# WHAT YOU NEED TO DO
Transcribe the entries that follow exactly as they appear, minus pictures.

# ROWS
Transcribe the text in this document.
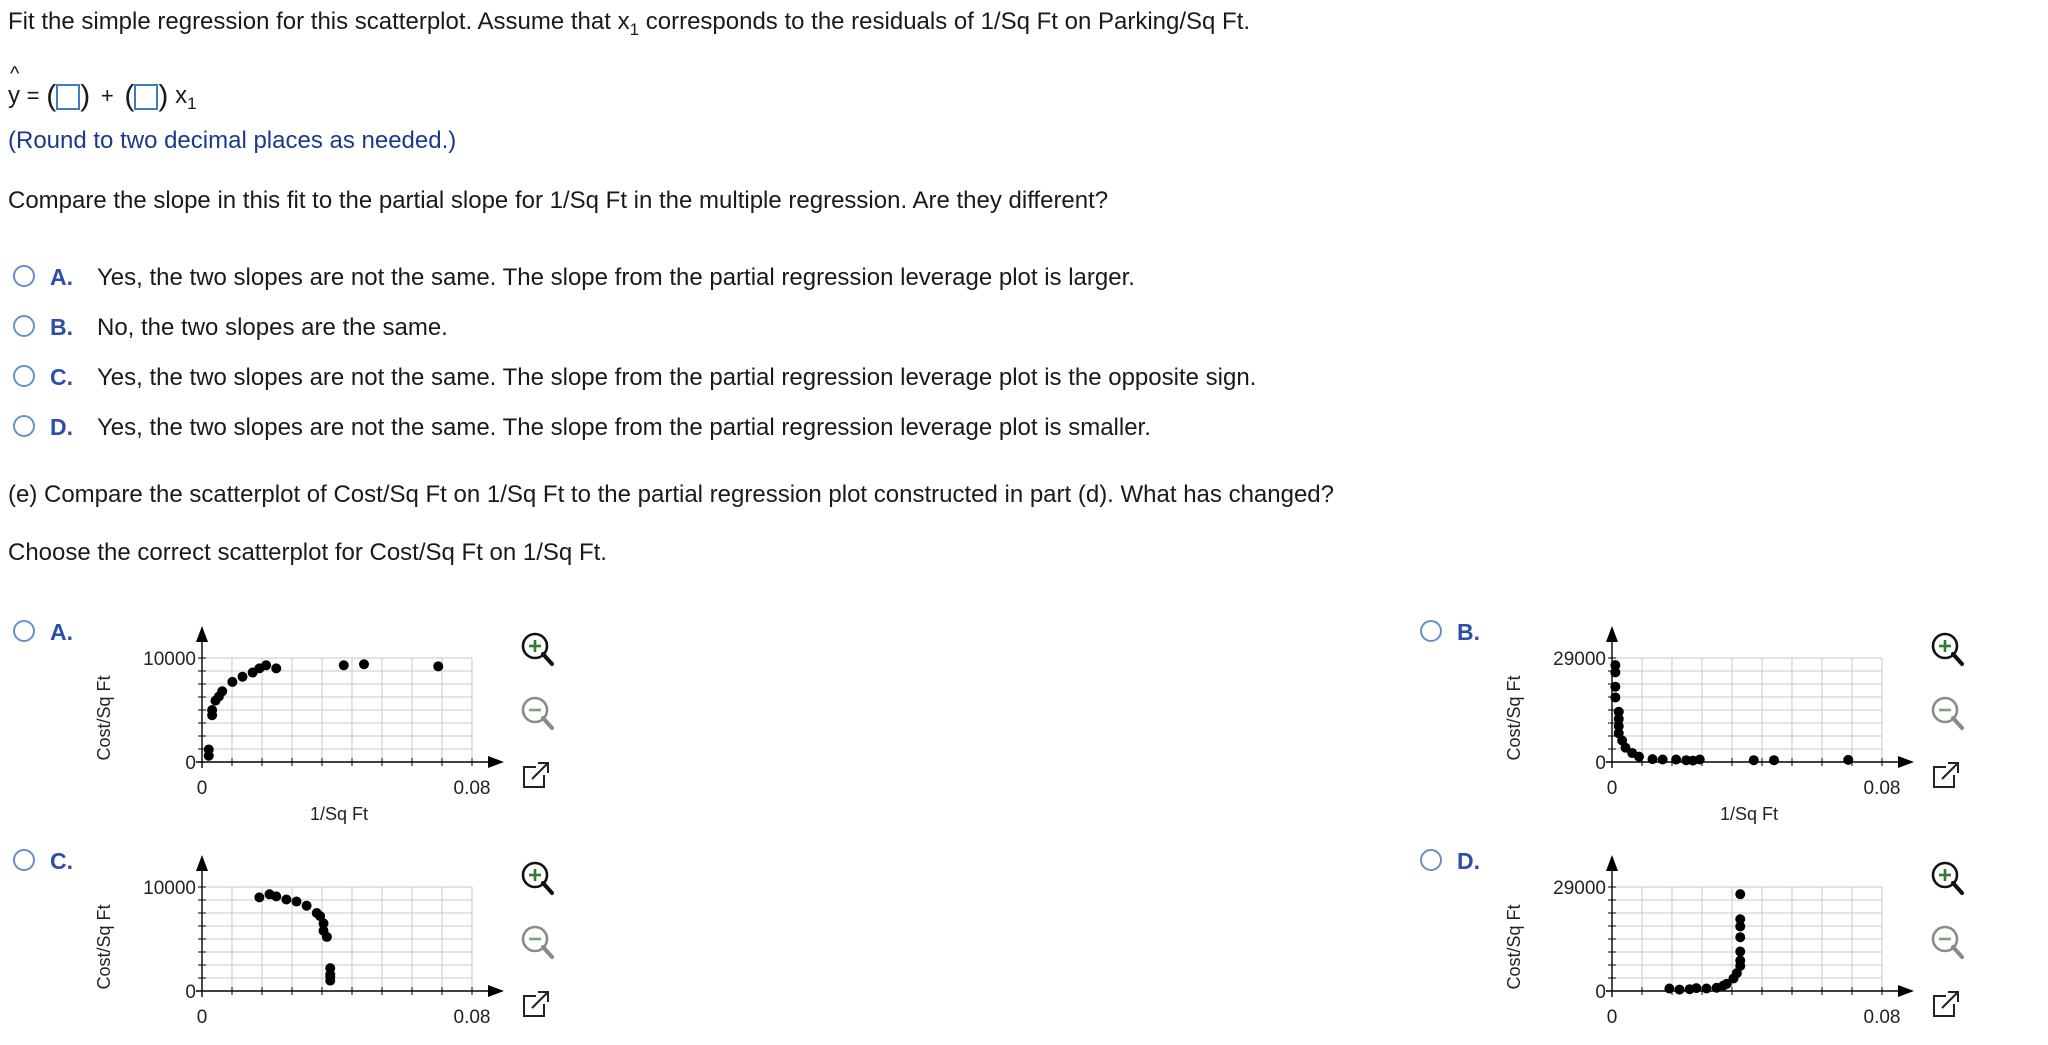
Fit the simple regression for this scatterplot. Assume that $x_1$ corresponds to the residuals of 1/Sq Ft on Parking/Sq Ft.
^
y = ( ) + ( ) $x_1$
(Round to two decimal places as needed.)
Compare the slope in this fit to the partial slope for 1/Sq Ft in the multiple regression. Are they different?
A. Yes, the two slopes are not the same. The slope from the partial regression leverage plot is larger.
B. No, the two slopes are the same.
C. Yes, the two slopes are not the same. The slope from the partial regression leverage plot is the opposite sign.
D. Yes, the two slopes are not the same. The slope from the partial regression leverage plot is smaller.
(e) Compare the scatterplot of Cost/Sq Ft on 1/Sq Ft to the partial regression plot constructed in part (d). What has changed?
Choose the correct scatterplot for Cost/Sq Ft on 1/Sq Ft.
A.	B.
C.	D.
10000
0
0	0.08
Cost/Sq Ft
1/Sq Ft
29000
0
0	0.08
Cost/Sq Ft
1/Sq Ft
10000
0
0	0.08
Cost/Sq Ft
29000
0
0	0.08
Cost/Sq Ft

# FULL SOLUTION
Transcribe the text in this document.
Fit the simple regression for this scatterplot. Assume that $x_1$ corresponds to the residuals of 1/Sq Ft on Parking/Sq Ft.
^
y = ( ) + ( ) $x_1$
(Round to two decimal places as needed.)
Compare the slope in this fit to the partial slope for 1/Sq Ft in the multiple regression. Are they different?
A. Yes, the two slopes are not the same. The slope from the partial regression leverage plot is larger.
B. No, the two slopes are the same.
C. Yes, the two slopes are not the same. The slope from the partial regression leverage plot is the opposite sign.
D. Yes, the two slopes are not the same. The slope from the partial regression leverage plot is smaller.
(e) Compare the scatterplot of Cost/Sq Ft on 1/Sq Ft to the partial regression plot constructed in part (d). What has changed?
Choose the correct scatterplot for Cost/Sq Ft on 1/Sq Ft.
A.	B.
C.	D.
10000
0
0	0.08
Cost/Sq Ft
1/Sq Ft
29000
0
0	0.08
Cost/Sq Ft
1/Sq Ft
10000
0
0	0.08
Cost/Sq Ft
29000
0
0	0.08
Cost/Sq Ft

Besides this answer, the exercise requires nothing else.